— START OF The input —

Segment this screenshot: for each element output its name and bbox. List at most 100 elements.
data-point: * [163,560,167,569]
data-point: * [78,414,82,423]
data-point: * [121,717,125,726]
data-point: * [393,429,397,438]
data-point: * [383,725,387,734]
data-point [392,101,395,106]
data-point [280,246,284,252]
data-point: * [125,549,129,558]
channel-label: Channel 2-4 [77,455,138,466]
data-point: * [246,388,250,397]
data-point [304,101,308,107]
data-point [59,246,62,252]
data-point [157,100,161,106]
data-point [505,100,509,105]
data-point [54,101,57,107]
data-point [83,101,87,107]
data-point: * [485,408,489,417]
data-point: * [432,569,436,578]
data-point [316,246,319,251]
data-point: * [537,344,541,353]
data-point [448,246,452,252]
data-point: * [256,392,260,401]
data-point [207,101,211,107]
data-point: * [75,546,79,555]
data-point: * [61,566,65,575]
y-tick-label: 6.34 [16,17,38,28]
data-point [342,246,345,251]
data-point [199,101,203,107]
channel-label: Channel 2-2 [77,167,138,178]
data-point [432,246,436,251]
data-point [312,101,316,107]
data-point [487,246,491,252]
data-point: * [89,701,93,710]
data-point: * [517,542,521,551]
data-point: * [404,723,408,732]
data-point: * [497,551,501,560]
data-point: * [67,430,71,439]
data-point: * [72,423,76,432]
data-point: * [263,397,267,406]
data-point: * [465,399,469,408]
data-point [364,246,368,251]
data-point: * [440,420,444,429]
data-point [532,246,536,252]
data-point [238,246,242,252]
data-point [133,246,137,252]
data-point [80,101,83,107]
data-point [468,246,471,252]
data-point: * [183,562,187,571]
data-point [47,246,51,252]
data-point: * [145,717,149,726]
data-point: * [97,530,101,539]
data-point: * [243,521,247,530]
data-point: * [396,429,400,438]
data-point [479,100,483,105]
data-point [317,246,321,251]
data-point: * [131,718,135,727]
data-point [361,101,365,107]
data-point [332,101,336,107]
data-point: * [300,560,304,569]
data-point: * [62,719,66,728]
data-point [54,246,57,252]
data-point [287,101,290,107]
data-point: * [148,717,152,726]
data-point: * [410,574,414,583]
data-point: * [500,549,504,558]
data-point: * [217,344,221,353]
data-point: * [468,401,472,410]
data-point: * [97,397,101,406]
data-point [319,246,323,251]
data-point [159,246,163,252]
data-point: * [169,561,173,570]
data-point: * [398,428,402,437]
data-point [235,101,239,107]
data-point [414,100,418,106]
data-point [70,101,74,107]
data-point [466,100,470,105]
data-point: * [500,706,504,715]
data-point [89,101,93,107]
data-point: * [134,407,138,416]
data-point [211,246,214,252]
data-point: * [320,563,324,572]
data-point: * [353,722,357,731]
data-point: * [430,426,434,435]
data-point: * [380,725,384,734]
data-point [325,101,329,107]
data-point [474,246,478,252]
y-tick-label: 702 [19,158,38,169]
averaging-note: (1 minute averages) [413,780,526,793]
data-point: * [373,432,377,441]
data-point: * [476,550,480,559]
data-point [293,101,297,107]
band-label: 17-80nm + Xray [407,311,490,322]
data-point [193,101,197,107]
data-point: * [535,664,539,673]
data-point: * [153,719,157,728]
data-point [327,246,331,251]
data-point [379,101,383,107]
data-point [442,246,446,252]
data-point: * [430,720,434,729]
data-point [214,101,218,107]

— END OF The input —

[Stated problem] Could you copy all of the rows above word for word, keeping every character the same?

[Solution]
Segment this screenshot: for each element output its name and bbox. List at most 100 elements.
data-point: * [163,560,167,569]
data-point: * [78,414,82,423]
data-point: * [121,717,125,726]
data-point: * [393,429,397,438]
data-point: * [383,725,387,734]
data-point [392,101,395,106]
data-point [280,246,284,252]
data-point: * [125,549,129,558]
channel-label: Channel 2-4 [77,455,138,466]
data-point: * [246,388,250,397]
data-point [304,101,308,107]
data-point [59,246,62,252]
data-point [157,100,161,106]
data-point [505,100,509,105]
data-point [54,101,57,107]
data-point [83,101,87,107]
data-point: * [485,408,489,417]
data-point: * [432,569,436,578]
data-point [316,246,319,251]
data-point: * [537,344,541,353]
data-point [448,246,452,252]
data-point: * [256,392,260,401]
data-point [207,101,211,107]
data-point: * [75,546,79,555]
data-point: * [61,566,65,575]
y-tick-label: 6.34 [16,17,38,28]
data-point [342,246,345,251]
data-point [199,101,203,107]
channel-label: Channel 2-2 [77,167,138,178]
data-point [432,246,436,251]
data-point [312,101,316,107]
data-point [487,246,491,252]
data-point: * [89,701,93,710]
data-point: * [517,542,521,551]
data-point: * [404,723,408,732]
data-point: * [497,551,501,560]
data-point: * [67,430,71,439]
data-point: * [72,423,76,432]
data-point: * [263,397,267,406]
data-point: * [465,399,469,408]
data-point [364,246,368,251]
data-point: * [440,420,444,429]
data-point [532,246,536,252]
data-point [238,246,242,252]
data-point [133,246,137,252]
data-point [80,101,83,107]
data-point [468,246,471,252]
data-point: * [183,562,187,571]
data-point [47,246,51,252]
data-point: * [145,717,149,726]
data-point: * [97,530,101,539]
data-point: * [243,521,247,530]
data-point: * [396,429,400,438]
data-point [479,100,483,105]
data-point [317,246,321,251]
data-point: * [131,718,135,727]
data-point [361,101,365,107]
data-point [332,101,336,107]
data-point: * [300,560,304,569]
data-point: * [62,719,66,728]
data-point [54,246,57,252]
data-point [287,101,290,107]
data-point: * [148,717,152,726]
data-point: * [410,574,414,583]
data-point: * [500,549,504,558]
data-point: * [217,344,221,353]
data-point: * [468,401,472,410]
data-point: * [97,397,101,406]
data-point [319,246,323,251]
data-point [159,246,163,252]
data-point: * [169,561,173,570]
data-point: * [398,428,402,437]
data-point [235,101,239,107]
data-point [414,100,418,106]
data-point [70,101,74,107]
data-point [466,100,470,105]
data-point: * [500,706,504,715]
data-point [89,101,93,107]
data-point: * [134,407,138,416]
data-point [211,246,214,252]
data-point: * [320,563,324,572]
data-point: * [353,722,357,731]
data-point: * [430,426,434,435]
data-point: * [380,725,384,734]
data-point [325,101,329,107]
data-point [474,246,478,252]
y-tick-label: 702 [19,158,38,169]
averaging-note: (1 minute averages) [413,780,526,793]
data-point: * [373,432,377,441]
data-point: * [476,550,480,559]
data-point [293,101,297,107]
band-label: 17-80nm + Xray [407,311,490,322]
data-point [193,101,197,107]
data-point: * [535,664,539,673]
data-point: * [153,719,157,728]
data-point [327,246,331,251]
data-point [379,101,383,107]
data-point [442,246,446,252]
data-point: * [430,720,434,729]
data-point [214,101,218,107]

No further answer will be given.